____ Supplied data
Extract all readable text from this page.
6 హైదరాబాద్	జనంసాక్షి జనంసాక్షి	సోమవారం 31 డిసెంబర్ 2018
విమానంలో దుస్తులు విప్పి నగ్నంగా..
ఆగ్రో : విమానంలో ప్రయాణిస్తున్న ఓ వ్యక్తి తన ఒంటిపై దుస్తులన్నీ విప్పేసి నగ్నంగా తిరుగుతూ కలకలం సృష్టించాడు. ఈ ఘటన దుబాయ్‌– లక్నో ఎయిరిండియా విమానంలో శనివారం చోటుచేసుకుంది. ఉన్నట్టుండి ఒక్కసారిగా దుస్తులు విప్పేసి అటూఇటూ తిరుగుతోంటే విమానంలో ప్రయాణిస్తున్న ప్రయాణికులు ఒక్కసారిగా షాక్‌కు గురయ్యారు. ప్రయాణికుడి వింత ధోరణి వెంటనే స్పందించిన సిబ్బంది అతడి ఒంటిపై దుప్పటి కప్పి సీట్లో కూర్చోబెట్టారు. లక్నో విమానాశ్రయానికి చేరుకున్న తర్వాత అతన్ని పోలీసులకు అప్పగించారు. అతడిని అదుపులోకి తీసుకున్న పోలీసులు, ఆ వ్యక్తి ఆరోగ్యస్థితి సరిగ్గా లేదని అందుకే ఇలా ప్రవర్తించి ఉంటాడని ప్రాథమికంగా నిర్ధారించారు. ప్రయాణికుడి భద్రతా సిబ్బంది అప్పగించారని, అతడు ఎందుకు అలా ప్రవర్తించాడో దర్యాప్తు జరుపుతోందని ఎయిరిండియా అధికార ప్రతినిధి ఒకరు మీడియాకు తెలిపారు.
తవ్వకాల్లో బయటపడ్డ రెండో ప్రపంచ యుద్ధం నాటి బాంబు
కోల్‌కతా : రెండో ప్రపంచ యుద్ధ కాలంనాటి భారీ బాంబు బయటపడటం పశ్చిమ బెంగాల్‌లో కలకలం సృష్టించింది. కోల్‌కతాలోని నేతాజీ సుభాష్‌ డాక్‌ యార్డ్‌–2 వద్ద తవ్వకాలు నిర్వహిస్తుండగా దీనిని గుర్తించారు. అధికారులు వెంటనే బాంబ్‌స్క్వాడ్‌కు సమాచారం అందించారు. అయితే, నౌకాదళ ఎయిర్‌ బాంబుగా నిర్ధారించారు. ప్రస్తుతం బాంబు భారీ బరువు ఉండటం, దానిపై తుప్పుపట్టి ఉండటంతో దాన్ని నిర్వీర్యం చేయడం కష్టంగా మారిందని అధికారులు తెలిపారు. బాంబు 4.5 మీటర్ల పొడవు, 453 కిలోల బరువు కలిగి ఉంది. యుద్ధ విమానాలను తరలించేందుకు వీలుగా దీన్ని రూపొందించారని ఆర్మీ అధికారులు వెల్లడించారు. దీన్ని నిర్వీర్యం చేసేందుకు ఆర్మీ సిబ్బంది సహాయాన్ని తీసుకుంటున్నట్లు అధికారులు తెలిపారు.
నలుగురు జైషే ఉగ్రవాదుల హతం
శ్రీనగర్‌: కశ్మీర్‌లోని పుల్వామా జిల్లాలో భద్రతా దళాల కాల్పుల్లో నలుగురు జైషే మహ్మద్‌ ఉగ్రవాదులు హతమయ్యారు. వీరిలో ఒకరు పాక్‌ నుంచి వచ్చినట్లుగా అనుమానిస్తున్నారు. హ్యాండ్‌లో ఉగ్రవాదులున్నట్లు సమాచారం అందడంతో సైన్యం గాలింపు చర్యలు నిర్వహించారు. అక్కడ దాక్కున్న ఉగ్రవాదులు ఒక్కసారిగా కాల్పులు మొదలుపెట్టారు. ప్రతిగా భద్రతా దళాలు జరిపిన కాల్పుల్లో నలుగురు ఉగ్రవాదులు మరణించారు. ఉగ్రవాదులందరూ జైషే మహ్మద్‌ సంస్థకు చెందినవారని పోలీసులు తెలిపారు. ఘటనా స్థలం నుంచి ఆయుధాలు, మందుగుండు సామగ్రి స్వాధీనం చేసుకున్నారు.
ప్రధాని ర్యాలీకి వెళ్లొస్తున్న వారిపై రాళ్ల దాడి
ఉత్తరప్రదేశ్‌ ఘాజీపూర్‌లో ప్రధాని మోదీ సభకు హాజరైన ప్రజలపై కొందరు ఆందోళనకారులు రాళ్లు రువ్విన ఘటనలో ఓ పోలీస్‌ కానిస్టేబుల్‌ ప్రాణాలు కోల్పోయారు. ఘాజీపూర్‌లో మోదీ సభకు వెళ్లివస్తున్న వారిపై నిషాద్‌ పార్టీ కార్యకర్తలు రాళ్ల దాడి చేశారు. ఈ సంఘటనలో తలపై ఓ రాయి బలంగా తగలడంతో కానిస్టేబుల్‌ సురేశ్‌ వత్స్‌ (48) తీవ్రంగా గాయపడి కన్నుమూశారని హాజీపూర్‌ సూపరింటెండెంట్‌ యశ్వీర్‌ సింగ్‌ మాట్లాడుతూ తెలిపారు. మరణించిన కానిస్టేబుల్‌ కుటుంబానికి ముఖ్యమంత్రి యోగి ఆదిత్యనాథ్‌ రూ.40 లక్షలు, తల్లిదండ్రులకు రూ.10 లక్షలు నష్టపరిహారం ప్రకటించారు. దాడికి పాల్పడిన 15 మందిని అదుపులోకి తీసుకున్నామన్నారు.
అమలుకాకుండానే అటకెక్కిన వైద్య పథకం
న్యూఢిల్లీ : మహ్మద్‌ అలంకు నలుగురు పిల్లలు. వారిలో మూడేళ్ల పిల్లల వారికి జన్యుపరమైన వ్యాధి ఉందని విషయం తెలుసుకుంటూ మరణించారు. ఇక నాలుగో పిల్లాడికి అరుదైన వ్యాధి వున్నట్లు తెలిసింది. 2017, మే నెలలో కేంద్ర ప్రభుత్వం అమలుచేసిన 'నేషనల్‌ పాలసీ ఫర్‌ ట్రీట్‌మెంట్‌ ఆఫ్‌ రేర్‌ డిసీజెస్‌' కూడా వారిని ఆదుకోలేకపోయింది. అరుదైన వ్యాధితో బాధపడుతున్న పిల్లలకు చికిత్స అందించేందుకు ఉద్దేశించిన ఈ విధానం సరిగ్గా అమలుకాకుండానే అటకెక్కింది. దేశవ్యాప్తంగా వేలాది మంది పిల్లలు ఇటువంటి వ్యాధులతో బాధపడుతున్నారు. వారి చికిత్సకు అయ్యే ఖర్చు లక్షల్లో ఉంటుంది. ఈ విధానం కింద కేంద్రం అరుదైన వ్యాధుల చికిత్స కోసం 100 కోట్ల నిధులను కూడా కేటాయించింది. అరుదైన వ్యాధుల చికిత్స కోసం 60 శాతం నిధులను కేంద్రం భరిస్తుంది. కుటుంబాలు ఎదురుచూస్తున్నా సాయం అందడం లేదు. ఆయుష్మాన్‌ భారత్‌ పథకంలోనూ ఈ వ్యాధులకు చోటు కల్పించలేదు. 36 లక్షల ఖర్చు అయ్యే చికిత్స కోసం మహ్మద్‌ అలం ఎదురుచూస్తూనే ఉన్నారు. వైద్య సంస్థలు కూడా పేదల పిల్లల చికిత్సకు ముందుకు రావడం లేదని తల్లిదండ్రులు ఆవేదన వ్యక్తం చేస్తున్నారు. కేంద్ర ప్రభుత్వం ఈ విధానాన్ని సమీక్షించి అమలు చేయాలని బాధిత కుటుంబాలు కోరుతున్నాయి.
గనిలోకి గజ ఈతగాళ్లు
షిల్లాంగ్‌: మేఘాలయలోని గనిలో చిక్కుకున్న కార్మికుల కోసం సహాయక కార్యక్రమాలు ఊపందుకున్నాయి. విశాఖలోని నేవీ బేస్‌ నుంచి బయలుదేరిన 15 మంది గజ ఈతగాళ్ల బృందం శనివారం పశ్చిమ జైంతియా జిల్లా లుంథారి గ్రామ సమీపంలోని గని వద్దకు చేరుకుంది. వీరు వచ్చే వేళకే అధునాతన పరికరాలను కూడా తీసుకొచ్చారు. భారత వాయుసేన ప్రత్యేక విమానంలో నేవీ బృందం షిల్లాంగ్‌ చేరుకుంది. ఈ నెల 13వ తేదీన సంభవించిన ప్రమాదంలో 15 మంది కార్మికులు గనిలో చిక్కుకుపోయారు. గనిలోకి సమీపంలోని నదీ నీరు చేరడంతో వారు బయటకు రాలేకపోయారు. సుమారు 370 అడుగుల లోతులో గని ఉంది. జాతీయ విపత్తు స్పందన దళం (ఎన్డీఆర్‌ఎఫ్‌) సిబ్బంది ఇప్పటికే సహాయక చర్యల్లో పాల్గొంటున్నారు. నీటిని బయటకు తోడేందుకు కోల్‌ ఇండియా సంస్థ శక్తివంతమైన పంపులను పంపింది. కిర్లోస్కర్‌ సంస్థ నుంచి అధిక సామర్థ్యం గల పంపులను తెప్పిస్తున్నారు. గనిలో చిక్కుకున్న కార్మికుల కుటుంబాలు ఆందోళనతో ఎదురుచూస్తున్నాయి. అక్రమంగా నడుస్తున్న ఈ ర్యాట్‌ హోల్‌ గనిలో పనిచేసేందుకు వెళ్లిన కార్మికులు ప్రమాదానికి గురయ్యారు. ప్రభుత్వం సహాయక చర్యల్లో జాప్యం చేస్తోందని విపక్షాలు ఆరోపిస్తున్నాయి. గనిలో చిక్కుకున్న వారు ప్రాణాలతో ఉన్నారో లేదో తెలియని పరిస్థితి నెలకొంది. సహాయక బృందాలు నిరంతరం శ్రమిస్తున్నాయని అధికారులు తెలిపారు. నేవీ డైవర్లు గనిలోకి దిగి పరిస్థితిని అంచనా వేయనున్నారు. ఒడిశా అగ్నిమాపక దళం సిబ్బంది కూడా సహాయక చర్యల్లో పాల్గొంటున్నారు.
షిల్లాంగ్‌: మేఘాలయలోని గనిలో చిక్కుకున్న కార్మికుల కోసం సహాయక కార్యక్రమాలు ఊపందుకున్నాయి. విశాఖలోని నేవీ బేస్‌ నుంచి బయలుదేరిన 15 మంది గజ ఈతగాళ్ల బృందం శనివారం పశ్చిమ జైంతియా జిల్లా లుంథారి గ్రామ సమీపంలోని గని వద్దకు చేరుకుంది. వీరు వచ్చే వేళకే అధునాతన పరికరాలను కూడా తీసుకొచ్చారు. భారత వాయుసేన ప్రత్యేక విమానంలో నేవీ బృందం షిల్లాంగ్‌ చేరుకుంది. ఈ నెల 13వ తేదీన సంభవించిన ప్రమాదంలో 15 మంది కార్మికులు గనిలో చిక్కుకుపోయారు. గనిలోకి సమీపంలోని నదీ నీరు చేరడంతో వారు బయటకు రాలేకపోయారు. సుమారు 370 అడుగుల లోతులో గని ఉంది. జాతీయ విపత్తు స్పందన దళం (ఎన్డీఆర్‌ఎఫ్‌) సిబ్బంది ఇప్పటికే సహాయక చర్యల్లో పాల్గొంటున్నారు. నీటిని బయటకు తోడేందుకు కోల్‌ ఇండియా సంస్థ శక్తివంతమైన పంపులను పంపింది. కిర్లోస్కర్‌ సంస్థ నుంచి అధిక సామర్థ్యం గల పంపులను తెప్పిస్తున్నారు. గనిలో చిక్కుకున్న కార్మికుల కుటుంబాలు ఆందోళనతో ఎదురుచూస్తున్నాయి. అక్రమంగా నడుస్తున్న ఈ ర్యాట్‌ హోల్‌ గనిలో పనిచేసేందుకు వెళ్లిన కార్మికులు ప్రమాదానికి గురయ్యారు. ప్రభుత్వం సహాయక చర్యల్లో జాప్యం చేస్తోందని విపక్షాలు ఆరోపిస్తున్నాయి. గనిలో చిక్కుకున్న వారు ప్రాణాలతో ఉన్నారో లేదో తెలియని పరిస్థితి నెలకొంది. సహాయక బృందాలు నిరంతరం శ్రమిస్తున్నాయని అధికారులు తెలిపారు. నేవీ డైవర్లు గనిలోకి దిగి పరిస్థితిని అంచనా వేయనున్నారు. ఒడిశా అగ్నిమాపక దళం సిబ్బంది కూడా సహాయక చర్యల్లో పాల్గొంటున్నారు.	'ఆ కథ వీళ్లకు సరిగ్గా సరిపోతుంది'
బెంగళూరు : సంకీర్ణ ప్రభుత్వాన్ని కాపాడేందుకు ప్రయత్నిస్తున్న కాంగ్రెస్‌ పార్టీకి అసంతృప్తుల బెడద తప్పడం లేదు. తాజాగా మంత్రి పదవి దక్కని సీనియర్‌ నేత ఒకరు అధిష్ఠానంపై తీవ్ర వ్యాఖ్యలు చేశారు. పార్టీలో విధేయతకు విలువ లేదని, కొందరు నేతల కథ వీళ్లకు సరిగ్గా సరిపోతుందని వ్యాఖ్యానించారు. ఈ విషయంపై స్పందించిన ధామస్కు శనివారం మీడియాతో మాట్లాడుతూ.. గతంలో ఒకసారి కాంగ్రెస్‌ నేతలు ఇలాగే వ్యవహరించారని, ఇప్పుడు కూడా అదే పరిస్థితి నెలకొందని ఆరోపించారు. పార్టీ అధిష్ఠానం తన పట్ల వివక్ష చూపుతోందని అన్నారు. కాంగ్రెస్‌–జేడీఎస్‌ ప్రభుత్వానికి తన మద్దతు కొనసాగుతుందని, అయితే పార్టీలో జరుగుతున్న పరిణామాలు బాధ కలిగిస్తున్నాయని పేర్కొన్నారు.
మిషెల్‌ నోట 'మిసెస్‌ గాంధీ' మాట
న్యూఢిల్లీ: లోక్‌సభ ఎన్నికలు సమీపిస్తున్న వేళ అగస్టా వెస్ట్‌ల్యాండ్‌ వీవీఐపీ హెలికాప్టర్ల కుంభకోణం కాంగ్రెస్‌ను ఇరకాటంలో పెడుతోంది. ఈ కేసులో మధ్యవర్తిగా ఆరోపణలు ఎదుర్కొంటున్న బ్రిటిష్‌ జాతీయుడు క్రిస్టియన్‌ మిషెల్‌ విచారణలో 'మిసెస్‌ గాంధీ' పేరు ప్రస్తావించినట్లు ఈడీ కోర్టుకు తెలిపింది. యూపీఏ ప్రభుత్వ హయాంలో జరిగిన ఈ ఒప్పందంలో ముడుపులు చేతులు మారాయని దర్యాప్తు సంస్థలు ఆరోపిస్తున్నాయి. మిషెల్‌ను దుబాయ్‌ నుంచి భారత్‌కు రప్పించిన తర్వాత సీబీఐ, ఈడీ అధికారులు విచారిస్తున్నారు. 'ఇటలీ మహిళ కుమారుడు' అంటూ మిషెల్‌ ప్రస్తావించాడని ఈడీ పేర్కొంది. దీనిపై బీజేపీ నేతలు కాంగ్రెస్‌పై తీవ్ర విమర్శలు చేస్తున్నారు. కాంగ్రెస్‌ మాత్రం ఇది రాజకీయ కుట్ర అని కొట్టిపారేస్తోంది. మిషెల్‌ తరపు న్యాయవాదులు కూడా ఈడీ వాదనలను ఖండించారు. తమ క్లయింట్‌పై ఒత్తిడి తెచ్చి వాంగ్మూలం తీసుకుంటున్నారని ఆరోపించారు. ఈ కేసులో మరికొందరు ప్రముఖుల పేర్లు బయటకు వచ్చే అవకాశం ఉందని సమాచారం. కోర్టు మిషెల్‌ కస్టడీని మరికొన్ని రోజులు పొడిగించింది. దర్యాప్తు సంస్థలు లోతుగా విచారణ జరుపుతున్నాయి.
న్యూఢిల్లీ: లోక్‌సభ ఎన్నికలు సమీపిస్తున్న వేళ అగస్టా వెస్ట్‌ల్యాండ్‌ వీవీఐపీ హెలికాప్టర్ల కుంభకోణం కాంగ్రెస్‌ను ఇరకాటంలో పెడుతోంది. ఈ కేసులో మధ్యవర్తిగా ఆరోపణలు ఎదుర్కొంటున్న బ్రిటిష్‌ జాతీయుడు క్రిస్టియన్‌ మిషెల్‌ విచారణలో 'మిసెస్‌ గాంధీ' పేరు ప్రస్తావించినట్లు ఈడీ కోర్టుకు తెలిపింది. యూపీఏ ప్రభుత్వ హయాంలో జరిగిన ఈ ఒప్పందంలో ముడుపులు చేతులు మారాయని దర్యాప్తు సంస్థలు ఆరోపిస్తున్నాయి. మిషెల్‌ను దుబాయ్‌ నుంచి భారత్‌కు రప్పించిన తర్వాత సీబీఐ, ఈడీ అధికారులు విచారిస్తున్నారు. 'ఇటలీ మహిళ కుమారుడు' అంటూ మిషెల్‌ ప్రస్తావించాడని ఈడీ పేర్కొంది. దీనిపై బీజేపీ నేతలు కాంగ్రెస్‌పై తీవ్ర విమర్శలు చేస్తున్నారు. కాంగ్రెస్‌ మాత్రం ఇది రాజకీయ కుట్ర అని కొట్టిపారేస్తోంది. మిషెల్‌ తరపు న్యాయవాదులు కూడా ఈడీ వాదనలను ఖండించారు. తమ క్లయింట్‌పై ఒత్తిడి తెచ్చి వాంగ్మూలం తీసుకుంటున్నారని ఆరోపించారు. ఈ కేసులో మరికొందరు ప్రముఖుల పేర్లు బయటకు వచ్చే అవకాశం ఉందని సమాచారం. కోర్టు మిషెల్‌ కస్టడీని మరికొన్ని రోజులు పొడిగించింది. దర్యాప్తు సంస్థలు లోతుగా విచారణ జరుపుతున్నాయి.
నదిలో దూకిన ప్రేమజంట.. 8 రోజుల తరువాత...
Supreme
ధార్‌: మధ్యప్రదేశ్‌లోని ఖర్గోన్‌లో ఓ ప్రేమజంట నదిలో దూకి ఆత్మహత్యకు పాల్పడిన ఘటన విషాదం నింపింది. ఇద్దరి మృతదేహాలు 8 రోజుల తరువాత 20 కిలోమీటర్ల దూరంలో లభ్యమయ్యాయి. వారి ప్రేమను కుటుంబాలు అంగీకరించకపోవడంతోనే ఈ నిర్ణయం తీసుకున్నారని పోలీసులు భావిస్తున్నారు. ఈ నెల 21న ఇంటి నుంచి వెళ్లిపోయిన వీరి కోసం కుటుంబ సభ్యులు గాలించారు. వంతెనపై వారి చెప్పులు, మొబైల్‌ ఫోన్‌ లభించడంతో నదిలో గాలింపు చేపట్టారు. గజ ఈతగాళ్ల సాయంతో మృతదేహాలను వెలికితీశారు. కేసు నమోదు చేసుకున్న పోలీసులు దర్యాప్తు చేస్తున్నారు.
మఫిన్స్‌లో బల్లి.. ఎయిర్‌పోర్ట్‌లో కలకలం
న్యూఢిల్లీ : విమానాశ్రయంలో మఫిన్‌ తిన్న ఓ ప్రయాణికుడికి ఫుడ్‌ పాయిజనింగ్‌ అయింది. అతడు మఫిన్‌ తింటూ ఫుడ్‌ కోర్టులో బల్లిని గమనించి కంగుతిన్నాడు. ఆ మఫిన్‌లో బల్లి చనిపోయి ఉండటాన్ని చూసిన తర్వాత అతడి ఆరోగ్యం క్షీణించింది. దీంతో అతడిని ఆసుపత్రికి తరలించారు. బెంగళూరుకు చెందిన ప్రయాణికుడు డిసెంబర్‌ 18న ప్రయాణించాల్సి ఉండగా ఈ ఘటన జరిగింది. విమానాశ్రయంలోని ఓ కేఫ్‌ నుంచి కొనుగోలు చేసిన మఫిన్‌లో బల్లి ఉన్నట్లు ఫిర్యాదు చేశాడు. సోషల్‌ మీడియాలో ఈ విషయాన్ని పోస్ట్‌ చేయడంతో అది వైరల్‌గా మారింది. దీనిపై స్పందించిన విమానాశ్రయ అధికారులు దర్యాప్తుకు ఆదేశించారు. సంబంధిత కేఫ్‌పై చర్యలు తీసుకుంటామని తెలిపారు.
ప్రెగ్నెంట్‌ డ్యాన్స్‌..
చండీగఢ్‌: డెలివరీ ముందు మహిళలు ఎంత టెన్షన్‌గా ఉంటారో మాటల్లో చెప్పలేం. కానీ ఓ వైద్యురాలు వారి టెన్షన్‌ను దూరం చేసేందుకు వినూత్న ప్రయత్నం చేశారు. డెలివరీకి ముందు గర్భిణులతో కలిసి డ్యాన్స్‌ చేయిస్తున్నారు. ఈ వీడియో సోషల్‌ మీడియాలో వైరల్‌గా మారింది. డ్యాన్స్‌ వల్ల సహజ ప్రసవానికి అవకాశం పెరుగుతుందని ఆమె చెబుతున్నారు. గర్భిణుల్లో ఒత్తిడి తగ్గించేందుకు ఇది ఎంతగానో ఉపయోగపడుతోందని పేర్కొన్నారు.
________
Exercise aim: Search the entries for "కలకల" and copy out each line that has it.

Solved exercise:
ఆగ్రో : విమానంలో ప్రయాణిస్తున్న ఓ వ్యక్తి తన ఒంటిపై దుస్తులన్నీ విప్పేసి నగ్నంగా తిరుగుతూ కలకలం సృష్టించాడు. ఈ ఘటన దుబాయ్‌– లక్నో ఎయిరిండియా విమానంలో శనివారం చోటుచేసుకుంది. ఉన్నట్టుండి ఒక్కసారిగా దుస్తులు విప్పేసి అటూఇటూ తిరుగుతోంటే విమానంలో ప్రయాణిస్తున్న ప్రయాణికులు ఒక్కసారిగా షాక్‌కు గురయ్యారు. ప్రయాణికుడి వింత ధోరణి వెంటనే స్పందించిన సిబ్బంది అతడి ఒంటిపై దుప్పటి కప్పి సీట్లో కూర్చోబెట్టారు. లక్నో విమానాశ్రయానికి చేరుకున్న తర్వాత అతన్ని పోలీసులకు అప్పగించారు. అతడిని అదుపులోకి తీసుకున్న పోలీసులు, ఆ వ్యక్తి ఆరోగ్యస్థితి సరిగ్గా లేదని అందుకే ఇలా ప్రవర్తించి ఉంటాడని ప్రాథమికంగా నిర్ధారించారు. ప్రయాణికుడి భద్రతా సిబ్బంది అప్పగించారని, అతడు ఎందుకు అలా ప్రవర్తించాడో దర్యాప్తు జరుపుతోందని ఎయిరిండియా అధికార ప్రతినిధి ఒకరు మీడియాకు తెలిపారు.
కోల్‌కతా : రెండో ప్రపంచ యుద్ధ కాలంనాటి భారీ బాంబు బయటపడటం పశ్చిమ బెంగాల్‌లో కలకలం సృష్టించింది. కోల్‌కతాలోని నేతాజీ సుభాష్‌ డాక్‌ యార్డ్‌–2 వద్ద తవ్వకాలు నిర్వహిస్తుండగా దీనిని గుర్తించారు. అధికారులు వెంటనే బాంబ్‌స్క్వాడ్‌కు సమాచారం అందించారు. అయితే, నౌకాదళ ఎయిర్‌ బాంబుగా నిర్ధారించారు. ప్రస్తుతం బాంబు భారీ బరువు ఉండటం, దానిపై తుప్పుపట్టి ఉండటంతో దాన్ని నిర్వీర్యం చేయడం కష్టంగా మారిందని అధికారులు తెలిపారు. బాంబు 4.5 మీటర్ల పొడవు, 453 కిలోల బరువు కలిగి ఉంది. యుద్ధ విమానాలను తరలించేందుకు వీలుగా దీన్ని రూపొందించారని ఆర్మీ అధికారులు వెల్లడించారు. దీన్ని నిర్వీర్యం చేసేందుకు ఆర్మీ సిబ్బంది సహాయాన్ని తీసుకుంటున్నట్లు అధికారులు తెలిపారు.
మఫిన్స్‌లో బల్లి.. ఎయిర్‌పోర్ట్‌లో కలకలం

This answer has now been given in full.